***** Stored records

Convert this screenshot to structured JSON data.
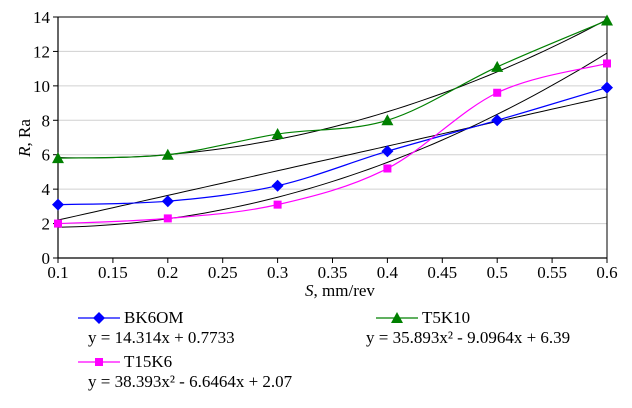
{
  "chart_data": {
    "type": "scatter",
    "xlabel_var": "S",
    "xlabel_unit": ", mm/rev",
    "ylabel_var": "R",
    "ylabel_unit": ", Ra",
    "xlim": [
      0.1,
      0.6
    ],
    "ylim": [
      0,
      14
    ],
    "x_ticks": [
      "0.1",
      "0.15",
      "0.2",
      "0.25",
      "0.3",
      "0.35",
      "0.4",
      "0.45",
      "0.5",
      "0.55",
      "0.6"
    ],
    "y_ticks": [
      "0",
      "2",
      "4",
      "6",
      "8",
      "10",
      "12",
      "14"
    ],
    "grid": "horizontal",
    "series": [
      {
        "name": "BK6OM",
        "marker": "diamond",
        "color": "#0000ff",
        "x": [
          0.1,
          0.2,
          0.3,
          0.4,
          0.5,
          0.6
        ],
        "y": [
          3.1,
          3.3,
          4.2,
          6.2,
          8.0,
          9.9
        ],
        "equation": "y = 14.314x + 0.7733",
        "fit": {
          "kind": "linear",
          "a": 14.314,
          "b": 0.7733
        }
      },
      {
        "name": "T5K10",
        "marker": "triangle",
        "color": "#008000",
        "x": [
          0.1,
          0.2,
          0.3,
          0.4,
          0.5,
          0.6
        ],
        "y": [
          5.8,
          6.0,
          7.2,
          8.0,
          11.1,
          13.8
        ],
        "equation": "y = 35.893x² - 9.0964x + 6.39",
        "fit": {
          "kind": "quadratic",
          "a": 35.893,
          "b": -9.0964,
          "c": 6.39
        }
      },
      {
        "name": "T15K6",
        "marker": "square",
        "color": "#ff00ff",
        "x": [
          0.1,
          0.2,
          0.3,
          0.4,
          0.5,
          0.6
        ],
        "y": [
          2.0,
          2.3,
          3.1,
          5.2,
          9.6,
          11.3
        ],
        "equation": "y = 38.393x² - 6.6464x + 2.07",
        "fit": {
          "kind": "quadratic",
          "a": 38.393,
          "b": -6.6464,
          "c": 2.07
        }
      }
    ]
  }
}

**********
***** Stored records

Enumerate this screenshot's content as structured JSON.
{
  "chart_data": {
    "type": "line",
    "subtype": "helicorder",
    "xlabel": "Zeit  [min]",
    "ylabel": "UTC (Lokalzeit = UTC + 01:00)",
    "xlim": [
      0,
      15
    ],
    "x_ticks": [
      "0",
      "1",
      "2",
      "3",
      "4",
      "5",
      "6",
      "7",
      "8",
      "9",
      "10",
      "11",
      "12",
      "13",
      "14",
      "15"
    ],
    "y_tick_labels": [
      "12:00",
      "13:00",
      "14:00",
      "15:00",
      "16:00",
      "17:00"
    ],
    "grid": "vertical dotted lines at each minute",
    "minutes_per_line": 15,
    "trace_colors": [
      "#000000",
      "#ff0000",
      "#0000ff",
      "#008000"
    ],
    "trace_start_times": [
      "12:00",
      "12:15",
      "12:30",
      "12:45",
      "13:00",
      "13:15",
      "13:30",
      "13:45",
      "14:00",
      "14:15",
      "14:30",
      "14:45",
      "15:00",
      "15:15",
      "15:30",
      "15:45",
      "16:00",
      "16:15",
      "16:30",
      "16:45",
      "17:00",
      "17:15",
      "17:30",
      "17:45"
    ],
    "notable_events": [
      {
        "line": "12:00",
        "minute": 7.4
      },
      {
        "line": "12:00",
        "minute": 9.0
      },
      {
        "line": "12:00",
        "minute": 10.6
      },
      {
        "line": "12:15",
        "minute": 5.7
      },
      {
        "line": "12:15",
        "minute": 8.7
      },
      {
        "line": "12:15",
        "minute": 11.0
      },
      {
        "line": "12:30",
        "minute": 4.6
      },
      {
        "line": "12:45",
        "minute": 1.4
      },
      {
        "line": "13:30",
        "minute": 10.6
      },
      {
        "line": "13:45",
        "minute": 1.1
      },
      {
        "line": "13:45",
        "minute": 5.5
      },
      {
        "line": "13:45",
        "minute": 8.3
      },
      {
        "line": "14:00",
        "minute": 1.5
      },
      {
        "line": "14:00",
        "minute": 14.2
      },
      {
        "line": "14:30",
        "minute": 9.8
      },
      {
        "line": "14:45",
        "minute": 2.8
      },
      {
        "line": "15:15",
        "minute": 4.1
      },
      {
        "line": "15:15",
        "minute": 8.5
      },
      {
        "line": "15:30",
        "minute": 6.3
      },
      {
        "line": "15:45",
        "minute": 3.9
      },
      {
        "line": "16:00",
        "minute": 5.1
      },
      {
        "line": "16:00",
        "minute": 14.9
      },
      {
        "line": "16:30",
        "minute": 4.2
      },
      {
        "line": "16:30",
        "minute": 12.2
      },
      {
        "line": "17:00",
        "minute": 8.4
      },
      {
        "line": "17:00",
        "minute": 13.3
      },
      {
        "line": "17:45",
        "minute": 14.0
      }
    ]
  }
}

**********
***** Stored records

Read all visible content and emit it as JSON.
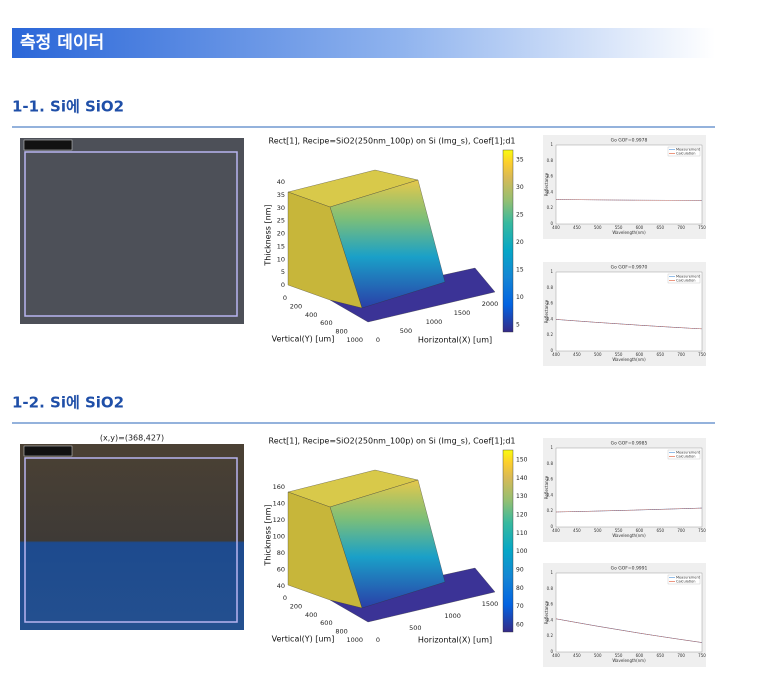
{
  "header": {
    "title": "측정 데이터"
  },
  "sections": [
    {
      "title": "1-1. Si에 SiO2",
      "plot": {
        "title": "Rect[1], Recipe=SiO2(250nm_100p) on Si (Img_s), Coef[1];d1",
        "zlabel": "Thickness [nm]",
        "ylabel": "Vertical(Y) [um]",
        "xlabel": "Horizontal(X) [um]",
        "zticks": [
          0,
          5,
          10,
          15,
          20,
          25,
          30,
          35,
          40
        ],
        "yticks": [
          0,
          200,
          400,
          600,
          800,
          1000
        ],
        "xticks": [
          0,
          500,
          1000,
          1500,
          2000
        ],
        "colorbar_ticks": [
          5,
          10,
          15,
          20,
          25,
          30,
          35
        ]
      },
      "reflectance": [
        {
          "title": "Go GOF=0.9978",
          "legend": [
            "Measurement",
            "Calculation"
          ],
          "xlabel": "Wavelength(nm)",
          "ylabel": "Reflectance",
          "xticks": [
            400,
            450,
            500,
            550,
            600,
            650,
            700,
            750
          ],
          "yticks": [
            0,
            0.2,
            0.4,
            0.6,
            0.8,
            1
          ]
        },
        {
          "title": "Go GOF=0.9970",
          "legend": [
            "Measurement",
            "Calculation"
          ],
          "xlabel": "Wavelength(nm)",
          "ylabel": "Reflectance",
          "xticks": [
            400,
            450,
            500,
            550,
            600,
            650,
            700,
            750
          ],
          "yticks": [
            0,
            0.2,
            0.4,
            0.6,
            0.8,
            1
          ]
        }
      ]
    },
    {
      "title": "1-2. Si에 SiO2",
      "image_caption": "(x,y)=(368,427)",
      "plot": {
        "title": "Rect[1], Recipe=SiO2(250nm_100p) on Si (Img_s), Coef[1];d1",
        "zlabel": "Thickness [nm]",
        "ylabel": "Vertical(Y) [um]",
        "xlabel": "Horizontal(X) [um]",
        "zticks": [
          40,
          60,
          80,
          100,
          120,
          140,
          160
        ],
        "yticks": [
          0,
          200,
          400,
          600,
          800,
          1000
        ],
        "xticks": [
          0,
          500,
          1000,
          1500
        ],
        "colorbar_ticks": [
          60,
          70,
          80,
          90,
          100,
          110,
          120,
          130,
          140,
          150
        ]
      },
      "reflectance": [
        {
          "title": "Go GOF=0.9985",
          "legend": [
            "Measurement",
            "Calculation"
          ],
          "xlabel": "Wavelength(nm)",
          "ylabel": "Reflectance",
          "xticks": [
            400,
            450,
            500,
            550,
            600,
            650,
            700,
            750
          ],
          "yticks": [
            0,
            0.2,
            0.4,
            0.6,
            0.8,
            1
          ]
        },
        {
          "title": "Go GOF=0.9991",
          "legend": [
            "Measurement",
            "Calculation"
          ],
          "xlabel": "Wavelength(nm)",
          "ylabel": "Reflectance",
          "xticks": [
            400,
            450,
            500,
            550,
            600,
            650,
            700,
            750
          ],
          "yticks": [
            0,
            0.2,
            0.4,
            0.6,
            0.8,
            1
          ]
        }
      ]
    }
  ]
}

**********

Using the listing above, pick out each line that contains the word "screenshot", then copy it.

Convert this screenshot to structured JSON data.
Enumerate this screenshot's content as structured JSON.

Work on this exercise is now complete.